- Instructions to follow: Which lines hold the word "title"? Copy each of them.

Start Source material

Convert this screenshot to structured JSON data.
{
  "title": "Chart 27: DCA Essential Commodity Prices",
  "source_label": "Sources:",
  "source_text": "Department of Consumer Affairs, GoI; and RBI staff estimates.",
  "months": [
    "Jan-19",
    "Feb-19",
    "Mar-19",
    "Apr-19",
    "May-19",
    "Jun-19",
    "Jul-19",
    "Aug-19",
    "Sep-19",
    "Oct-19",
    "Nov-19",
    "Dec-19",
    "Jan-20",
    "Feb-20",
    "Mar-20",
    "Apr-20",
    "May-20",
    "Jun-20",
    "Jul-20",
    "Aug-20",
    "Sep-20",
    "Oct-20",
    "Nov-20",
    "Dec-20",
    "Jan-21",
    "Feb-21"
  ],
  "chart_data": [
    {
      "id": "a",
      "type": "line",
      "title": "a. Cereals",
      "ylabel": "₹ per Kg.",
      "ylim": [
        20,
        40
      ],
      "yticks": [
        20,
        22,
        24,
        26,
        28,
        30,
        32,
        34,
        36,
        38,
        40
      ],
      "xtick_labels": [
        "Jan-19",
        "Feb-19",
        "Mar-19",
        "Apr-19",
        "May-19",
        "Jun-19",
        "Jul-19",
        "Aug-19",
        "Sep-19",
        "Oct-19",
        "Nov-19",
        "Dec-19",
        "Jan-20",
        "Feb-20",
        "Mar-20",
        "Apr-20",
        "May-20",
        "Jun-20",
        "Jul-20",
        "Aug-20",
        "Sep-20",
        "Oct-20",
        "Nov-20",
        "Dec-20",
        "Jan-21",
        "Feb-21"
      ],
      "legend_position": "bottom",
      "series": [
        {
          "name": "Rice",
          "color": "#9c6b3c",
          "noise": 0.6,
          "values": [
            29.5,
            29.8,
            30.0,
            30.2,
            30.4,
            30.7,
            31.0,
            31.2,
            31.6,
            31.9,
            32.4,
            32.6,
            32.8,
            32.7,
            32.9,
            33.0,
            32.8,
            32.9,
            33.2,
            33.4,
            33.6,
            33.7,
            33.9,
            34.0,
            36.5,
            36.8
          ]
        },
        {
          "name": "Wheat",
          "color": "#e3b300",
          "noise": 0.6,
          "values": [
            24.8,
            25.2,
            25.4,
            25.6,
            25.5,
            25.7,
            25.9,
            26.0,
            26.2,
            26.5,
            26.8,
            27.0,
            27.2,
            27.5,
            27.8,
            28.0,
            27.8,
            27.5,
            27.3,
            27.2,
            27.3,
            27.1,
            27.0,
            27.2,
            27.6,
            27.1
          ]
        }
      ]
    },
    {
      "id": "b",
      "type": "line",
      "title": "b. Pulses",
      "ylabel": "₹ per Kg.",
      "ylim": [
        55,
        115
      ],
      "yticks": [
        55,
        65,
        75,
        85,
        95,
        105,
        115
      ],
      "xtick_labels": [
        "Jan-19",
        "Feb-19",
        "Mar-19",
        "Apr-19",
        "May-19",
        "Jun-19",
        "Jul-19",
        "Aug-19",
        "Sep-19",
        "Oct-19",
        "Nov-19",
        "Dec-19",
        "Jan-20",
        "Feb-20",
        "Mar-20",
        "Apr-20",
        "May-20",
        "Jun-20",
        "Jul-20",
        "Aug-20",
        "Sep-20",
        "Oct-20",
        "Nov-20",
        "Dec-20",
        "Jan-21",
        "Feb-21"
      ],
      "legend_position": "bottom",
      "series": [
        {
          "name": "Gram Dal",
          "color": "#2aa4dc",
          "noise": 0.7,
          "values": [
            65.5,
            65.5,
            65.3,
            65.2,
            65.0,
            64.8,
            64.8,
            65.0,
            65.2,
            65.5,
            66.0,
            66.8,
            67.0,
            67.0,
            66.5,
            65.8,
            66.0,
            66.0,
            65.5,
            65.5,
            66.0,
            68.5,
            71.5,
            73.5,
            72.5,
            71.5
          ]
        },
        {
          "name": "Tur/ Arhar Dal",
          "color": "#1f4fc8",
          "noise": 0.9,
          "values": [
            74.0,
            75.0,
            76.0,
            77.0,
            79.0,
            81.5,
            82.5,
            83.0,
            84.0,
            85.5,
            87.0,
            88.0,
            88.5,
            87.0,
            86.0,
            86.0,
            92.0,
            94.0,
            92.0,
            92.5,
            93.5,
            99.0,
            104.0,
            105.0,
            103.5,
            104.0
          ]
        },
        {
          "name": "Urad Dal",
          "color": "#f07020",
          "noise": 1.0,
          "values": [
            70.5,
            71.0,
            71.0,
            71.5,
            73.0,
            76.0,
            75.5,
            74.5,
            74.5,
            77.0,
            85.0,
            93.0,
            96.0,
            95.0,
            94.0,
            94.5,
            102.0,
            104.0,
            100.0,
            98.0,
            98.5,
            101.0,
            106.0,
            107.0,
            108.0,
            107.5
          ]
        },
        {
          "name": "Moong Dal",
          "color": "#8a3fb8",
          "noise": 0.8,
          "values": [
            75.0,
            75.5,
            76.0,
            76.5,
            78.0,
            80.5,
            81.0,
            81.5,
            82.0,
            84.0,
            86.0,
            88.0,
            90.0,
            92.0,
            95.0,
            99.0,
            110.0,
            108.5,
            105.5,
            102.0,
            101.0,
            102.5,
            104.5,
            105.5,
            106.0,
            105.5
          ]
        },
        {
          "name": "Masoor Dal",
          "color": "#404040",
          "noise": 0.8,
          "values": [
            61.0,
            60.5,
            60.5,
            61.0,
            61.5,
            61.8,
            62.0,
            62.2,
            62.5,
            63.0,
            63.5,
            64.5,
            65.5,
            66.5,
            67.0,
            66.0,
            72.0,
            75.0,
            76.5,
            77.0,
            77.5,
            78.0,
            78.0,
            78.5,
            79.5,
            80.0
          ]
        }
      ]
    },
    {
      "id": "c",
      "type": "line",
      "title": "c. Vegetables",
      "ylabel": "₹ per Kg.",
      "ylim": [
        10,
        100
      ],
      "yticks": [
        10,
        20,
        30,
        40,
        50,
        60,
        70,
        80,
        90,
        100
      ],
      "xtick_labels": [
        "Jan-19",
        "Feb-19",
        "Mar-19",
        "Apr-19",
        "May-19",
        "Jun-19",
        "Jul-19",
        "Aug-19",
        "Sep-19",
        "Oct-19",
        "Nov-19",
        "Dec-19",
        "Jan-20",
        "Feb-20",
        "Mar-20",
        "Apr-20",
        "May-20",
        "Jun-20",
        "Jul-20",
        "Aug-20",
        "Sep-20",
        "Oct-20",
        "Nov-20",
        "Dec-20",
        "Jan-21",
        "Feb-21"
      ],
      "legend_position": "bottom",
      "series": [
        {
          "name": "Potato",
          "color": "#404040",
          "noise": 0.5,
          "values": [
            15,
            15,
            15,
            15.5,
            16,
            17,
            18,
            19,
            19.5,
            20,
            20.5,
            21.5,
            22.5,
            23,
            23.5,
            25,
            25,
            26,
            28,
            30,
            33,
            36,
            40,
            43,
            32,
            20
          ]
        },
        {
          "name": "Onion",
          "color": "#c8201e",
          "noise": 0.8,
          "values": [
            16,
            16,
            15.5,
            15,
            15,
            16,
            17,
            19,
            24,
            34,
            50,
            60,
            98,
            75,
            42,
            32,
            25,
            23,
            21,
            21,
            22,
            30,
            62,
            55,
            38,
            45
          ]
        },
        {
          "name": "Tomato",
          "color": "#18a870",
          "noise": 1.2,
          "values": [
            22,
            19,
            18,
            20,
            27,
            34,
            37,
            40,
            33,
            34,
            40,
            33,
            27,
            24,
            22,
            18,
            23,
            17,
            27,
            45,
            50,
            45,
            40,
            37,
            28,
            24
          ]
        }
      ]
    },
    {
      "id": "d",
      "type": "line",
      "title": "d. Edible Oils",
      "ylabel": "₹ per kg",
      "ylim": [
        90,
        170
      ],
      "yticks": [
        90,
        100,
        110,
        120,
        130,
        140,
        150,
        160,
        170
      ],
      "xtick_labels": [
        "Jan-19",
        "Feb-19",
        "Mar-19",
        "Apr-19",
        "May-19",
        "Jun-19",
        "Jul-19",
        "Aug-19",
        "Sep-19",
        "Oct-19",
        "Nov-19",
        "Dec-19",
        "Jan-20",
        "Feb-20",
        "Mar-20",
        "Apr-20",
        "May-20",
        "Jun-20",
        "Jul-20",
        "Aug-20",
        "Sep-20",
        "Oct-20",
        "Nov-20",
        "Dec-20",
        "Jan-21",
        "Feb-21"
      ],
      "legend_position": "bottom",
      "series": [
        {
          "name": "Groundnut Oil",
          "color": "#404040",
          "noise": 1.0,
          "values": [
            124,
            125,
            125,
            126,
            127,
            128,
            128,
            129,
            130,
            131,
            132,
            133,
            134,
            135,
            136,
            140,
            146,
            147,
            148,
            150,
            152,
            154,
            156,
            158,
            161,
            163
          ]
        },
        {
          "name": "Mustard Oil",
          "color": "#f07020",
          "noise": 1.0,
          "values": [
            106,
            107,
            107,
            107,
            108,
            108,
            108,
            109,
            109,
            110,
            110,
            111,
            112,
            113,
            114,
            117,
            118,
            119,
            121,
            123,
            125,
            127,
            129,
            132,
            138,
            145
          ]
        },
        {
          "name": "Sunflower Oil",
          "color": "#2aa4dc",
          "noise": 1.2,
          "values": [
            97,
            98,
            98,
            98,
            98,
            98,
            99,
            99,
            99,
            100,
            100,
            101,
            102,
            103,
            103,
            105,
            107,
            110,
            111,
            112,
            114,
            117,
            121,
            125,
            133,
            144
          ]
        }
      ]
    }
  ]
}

End Source material

- Expected answer:
  "title": "Chart 27: DCA Essential Commodity Prices",
      "title": "a. Cereals",
      "title": "b. Pulses",
      "title": "c. Vegetables",
      "title": "d. Edible Oils",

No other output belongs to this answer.